- Excerpted data -
--- --- ---
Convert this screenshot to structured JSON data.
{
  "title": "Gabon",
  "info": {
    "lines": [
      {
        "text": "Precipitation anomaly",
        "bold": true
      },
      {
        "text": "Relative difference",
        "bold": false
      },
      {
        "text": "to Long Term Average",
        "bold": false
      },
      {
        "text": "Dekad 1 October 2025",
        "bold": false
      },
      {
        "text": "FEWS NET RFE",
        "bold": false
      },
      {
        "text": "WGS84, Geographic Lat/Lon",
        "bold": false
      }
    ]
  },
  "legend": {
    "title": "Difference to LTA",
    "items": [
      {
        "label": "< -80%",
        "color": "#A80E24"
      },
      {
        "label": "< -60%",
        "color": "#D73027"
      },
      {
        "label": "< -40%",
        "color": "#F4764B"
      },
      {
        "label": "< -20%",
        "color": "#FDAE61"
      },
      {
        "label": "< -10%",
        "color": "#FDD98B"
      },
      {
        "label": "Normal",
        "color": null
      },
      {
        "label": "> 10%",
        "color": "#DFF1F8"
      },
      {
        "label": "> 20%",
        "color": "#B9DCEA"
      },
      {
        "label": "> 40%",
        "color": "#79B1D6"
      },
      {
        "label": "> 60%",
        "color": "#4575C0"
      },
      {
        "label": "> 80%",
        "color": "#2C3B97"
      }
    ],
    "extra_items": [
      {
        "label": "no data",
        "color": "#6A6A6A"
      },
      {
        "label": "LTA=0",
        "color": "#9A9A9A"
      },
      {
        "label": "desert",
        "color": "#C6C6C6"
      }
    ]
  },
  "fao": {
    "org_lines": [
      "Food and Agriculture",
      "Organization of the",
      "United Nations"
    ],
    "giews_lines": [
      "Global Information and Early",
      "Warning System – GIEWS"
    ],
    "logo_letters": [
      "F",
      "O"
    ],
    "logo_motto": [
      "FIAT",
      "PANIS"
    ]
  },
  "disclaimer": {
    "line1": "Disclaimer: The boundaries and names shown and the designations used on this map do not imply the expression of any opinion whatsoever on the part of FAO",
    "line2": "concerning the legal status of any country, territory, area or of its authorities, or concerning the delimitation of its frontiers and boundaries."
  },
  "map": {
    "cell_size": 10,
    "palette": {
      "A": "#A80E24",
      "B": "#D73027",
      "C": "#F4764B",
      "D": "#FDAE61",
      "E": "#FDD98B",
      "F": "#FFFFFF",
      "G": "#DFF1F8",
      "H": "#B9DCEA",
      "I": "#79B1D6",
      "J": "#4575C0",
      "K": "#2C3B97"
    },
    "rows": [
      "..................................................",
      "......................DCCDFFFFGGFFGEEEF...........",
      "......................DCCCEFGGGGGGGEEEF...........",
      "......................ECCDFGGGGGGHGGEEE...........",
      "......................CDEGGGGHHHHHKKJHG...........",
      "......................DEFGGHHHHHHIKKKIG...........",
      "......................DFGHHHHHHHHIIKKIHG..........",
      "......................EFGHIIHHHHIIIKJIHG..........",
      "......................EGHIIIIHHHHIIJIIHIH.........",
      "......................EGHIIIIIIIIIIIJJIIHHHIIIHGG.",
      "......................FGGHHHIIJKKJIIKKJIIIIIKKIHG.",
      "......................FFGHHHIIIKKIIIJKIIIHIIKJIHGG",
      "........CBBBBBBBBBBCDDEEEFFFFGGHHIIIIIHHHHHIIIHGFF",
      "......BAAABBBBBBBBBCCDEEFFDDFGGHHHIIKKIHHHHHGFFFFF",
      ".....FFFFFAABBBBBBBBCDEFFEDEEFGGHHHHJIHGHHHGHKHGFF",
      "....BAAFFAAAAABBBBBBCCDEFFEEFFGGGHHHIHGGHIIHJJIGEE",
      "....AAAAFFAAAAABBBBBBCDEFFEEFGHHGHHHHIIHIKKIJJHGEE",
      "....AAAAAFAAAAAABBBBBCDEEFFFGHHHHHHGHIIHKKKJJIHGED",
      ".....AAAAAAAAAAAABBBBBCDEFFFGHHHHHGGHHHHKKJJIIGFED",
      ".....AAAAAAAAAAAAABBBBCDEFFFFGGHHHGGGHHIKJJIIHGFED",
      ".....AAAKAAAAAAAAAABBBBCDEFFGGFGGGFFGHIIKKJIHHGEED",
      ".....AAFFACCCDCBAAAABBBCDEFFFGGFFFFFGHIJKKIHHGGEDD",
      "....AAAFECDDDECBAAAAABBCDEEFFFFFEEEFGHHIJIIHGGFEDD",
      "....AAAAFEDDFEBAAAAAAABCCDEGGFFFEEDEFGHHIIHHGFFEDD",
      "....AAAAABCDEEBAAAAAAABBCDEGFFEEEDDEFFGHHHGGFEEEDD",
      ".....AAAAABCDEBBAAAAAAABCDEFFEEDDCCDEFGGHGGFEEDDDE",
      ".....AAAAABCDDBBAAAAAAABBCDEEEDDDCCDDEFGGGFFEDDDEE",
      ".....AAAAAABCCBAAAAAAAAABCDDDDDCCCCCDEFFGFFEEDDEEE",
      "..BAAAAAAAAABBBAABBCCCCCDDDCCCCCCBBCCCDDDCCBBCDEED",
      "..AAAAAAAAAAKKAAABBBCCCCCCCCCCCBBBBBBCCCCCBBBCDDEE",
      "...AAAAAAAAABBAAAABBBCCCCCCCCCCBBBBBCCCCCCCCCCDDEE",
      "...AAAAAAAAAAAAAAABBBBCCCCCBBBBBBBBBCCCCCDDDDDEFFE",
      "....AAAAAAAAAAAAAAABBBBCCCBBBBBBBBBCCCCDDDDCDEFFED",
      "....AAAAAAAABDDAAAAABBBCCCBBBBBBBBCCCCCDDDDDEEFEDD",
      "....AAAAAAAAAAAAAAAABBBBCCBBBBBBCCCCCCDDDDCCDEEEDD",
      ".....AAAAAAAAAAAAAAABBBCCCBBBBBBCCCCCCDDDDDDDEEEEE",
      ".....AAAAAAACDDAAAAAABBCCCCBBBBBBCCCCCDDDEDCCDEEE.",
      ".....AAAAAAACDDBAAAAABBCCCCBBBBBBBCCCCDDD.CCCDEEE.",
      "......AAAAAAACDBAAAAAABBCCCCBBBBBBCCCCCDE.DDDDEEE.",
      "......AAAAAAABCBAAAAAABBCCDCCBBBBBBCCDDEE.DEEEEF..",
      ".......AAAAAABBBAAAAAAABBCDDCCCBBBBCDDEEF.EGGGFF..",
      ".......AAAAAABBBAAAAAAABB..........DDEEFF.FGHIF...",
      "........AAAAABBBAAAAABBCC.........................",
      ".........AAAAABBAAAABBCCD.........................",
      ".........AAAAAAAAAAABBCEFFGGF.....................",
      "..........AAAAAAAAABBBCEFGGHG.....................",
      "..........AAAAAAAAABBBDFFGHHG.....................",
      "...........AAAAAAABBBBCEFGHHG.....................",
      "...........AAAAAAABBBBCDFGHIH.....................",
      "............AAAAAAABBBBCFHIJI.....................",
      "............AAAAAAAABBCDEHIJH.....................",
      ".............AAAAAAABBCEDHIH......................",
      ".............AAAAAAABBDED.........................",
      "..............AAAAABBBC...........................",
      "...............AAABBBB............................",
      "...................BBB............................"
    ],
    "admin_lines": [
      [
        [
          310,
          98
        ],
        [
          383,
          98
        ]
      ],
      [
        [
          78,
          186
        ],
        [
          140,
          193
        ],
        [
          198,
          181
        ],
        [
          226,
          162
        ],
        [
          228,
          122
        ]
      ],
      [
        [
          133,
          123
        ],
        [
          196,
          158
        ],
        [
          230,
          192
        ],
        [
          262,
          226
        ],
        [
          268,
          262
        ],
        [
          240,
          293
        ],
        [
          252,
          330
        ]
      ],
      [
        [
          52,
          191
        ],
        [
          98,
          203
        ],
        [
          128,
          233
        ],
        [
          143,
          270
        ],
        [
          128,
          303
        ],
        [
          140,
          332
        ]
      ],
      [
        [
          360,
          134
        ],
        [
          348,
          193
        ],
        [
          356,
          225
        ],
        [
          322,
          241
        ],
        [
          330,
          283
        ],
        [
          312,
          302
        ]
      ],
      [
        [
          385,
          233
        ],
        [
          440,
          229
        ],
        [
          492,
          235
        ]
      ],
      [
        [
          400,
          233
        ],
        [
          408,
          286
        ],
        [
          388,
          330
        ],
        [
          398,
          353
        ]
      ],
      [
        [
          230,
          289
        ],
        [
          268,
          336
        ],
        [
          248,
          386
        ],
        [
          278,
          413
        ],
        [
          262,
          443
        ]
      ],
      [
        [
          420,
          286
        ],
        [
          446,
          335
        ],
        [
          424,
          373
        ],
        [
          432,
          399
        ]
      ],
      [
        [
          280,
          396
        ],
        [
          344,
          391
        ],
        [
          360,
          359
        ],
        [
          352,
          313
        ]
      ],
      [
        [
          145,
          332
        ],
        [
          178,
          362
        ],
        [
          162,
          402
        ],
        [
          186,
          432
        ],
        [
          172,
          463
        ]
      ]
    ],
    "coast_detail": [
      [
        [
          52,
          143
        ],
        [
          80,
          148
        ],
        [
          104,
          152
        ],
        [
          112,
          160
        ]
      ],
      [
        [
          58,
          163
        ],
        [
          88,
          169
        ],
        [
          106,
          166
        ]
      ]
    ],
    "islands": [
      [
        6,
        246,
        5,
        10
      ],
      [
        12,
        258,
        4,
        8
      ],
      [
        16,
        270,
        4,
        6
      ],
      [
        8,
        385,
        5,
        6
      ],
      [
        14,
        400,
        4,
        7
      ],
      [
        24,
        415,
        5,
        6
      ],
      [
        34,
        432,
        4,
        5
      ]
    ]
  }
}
--- --- ---
Return each line with "text".

- Written reply -
        "text": "Precipitation anomaly",
        "text": "Relative difference",
        "text": "to Long Term Average",
        "text": "Dekad 1 October 2025",
        "text": "FEWS NET RFE",
        "text": "WGS84, Geographic Lat/Lon",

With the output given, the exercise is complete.